┌─ RECORDS FOR THIS TASK
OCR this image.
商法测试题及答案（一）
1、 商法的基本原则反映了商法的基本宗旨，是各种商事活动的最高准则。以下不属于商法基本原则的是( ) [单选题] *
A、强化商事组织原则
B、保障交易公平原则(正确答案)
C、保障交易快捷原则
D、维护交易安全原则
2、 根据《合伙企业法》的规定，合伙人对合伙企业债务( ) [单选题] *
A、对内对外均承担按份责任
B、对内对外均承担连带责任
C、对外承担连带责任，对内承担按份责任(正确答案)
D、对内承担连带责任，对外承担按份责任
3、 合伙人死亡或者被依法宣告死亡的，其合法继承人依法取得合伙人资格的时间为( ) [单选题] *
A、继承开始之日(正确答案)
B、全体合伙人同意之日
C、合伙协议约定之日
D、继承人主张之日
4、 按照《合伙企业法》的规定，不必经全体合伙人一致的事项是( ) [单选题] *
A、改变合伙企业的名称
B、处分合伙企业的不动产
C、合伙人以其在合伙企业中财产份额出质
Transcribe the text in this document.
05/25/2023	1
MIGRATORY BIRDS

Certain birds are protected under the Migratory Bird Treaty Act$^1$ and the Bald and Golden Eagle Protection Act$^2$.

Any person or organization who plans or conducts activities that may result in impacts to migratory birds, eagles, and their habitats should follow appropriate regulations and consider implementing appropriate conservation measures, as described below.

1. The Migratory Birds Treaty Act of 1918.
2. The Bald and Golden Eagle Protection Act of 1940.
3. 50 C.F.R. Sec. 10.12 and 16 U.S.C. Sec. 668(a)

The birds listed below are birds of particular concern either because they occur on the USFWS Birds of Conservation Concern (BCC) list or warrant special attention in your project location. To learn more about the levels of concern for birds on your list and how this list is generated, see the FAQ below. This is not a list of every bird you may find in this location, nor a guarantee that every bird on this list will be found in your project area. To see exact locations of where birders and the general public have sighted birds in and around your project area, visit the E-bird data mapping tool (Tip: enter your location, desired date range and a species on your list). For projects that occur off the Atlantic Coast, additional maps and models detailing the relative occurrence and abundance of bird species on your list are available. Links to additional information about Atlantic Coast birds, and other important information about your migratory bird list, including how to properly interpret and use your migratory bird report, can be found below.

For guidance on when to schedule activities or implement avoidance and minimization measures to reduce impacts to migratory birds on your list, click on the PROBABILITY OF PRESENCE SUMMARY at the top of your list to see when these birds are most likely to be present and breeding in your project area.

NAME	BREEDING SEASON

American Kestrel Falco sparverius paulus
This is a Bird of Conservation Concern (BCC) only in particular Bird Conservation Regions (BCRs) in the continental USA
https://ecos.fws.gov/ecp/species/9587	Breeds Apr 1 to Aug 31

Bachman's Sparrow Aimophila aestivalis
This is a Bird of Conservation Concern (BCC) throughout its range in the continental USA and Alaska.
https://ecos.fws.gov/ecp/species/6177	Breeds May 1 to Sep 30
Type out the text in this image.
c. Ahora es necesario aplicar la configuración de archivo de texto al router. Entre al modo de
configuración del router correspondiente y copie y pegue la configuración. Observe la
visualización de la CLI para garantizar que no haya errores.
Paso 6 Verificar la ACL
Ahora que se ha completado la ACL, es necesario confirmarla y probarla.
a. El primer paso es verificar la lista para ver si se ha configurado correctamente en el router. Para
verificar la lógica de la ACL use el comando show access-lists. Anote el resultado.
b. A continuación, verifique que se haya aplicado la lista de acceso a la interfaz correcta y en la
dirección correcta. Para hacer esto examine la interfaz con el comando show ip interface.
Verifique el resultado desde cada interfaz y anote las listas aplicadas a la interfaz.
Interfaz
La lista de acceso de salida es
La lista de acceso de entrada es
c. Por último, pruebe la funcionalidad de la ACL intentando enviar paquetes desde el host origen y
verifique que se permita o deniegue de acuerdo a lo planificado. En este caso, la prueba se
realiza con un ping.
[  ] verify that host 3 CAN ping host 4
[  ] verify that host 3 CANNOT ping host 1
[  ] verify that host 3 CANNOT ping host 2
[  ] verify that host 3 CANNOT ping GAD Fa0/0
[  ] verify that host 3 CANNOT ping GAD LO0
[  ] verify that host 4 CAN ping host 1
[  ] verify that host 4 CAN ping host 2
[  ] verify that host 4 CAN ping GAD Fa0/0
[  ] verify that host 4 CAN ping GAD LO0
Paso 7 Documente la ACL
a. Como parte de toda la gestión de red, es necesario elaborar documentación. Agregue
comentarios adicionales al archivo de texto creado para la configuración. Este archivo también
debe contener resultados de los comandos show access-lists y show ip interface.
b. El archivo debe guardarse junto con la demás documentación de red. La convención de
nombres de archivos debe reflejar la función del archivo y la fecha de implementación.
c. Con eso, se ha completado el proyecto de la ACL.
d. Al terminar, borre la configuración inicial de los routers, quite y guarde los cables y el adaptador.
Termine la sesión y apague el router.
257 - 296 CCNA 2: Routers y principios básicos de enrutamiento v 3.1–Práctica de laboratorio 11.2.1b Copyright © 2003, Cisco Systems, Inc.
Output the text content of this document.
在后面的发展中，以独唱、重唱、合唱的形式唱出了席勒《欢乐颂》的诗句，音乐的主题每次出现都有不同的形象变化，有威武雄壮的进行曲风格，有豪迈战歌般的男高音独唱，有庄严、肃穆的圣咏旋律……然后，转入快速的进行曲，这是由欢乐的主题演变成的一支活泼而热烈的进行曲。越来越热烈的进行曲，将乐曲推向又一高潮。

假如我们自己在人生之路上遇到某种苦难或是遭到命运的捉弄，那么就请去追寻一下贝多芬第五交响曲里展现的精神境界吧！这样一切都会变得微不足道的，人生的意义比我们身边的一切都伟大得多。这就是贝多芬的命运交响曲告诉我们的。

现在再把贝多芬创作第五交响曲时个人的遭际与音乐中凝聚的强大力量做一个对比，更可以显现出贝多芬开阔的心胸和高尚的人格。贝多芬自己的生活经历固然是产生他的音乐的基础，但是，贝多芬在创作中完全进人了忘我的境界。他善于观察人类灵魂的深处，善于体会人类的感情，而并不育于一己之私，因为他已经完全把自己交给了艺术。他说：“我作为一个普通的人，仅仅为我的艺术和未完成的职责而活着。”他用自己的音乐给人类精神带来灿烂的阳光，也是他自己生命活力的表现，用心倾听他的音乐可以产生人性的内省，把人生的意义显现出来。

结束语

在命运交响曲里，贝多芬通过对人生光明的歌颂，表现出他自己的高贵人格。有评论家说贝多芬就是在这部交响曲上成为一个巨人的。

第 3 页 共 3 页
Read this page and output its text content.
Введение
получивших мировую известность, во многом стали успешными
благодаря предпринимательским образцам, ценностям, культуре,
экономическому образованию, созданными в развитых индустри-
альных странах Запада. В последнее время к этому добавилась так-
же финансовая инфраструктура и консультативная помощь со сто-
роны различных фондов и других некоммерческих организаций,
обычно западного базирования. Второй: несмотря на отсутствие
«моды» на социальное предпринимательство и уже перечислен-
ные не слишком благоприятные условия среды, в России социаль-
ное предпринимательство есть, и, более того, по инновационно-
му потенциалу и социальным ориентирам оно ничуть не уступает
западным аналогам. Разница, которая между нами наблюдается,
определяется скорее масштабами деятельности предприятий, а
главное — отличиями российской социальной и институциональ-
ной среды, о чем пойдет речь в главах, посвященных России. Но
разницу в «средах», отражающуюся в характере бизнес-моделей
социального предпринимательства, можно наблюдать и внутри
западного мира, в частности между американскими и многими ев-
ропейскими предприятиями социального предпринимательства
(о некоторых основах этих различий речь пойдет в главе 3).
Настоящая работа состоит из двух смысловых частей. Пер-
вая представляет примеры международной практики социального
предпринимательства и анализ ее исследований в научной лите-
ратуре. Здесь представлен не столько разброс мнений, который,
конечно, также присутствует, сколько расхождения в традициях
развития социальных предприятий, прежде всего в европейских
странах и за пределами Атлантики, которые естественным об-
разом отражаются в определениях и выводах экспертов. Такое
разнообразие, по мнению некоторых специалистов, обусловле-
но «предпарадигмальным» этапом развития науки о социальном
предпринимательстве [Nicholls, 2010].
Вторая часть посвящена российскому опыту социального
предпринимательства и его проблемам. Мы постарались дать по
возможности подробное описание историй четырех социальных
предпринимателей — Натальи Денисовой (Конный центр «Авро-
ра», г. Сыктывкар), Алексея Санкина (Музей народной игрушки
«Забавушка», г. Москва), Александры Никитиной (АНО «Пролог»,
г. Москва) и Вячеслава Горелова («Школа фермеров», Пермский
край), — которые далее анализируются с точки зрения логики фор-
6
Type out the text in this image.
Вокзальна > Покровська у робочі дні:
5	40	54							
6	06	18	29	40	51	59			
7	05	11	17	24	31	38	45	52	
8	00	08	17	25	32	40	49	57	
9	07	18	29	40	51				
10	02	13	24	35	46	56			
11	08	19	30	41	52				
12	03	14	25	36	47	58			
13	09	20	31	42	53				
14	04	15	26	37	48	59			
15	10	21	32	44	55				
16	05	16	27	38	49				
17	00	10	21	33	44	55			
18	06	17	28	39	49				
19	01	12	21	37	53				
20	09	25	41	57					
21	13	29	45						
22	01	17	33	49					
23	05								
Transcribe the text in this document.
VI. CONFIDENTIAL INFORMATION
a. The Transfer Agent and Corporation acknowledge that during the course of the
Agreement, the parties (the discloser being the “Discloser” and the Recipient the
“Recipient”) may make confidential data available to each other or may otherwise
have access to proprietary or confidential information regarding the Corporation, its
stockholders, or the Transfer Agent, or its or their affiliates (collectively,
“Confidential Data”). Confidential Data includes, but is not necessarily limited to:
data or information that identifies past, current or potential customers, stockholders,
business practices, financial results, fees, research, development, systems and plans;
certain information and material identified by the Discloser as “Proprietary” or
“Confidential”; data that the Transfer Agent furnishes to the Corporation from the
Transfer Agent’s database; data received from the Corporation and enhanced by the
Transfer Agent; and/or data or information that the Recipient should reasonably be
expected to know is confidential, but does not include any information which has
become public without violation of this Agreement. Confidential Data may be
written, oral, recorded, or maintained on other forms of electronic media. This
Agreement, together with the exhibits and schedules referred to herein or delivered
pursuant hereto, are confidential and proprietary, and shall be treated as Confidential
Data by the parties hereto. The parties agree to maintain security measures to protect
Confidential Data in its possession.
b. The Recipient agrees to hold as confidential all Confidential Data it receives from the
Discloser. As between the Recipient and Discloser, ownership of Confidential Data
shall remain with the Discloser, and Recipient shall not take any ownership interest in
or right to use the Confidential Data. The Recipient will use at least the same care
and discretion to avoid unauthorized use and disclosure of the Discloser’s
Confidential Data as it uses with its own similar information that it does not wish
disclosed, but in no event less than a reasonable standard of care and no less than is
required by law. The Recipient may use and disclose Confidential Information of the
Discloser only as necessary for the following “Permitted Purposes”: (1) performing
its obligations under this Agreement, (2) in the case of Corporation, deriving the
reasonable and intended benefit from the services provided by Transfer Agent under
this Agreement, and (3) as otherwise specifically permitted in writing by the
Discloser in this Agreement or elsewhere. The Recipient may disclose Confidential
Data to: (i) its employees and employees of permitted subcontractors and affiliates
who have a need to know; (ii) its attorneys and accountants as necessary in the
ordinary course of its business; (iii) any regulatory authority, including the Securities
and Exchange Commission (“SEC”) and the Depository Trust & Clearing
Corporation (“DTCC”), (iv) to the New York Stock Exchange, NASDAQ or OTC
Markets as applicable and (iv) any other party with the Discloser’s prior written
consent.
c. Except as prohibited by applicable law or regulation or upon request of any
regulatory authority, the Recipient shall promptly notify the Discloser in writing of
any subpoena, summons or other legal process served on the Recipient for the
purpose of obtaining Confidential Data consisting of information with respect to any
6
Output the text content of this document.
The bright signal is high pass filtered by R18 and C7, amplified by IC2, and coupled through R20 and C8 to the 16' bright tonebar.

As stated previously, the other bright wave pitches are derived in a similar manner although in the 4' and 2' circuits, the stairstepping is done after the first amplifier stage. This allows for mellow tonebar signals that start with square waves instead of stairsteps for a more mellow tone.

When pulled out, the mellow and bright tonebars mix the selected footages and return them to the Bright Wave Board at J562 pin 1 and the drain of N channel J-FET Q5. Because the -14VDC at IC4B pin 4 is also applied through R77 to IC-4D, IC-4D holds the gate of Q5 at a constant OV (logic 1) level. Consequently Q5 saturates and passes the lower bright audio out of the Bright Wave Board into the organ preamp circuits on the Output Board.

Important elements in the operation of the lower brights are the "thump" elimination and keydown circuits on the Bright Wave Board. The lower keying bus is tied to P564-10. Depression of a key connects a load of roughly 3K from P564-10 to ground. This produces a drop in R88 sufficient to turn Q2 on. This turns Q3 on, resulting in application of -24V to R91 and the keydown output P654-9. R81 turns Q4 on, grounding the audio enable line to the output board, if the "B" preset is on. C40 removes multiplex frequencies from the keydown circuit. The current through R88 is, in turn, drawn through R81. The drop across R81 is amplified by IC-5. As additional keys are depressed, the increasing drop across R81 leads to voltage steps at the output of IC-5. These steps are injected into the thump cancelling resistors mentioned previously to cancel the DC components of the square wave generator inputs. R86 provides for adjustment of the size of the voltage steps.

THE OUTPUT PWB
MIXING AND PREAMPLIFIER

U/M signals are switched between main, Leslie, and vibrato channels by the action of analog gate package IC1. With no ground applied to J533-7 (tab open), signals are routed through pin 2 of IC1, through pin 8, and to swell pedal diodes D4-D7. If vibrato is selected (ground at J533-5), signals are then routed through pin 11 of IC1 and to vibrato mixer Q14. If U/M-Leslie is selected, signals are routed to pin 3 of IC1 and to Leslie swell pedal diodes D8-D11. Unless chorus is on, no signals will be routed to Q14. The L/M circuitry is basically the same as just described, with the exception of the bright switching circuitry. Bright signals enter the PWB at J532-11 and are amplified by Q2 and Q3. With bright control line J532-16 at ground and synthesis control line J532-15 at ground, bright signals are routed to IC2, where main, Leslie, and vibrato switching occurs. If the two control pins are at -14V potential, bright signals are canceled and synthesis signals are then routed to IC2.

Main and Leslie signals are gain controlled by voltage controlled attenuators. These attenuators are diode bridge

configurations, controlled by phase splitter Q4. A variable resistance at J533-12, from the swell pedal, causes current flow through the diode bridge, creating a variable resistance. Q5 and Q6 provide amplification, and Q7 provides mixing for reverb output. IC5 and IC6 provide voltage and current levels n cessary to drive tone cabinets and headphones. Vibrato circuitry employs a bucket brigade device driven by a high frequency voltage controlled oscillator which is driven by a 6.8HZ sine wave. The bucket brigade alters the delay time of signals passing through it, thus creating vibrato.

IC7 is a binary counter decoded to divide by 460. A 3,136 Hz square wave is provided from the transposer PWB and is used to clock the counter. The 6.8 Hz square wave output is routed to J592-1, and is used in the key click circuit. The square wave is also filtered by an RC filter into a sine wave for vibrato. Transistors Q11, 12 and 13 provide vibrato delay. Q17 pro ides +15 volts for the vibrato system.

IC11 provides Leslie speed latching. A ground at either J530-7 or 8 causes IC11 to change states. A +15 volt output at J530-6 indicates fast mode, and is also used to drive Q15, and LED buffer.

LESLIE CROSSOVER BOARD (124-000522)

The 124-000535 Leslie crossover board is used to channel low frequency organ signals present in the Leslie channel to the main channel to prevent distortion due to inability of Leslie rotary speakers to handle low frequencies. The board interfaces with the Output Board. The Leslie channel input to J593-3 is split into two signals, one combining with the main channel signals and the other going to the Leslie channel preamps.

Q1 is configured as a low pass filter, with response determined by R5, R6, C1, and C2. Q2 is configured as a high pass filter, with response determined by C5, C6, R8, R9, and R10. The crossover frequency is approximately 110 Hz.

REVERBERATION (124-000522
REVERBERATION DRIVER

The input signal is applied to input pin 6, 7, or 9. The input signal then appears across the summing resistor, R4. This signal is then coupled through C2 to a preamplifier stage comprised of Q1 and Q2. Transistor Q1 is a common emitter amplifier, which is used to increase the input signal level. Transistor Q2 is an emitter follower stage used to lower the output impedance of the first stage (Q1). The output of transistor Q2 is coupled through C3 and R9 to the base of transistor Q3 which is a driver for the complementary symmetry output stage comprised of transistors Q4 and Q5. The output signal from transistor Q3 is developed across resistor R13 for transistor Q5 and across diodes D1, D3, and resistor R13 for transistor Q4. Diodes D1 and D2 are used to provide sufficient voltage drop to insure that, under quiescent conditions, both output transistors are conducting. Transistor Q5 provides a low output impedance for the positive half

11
└─
Write the number of lines containing the word "affiliates" and nothing besides it.

> **THE COMPLETED TASK**: 2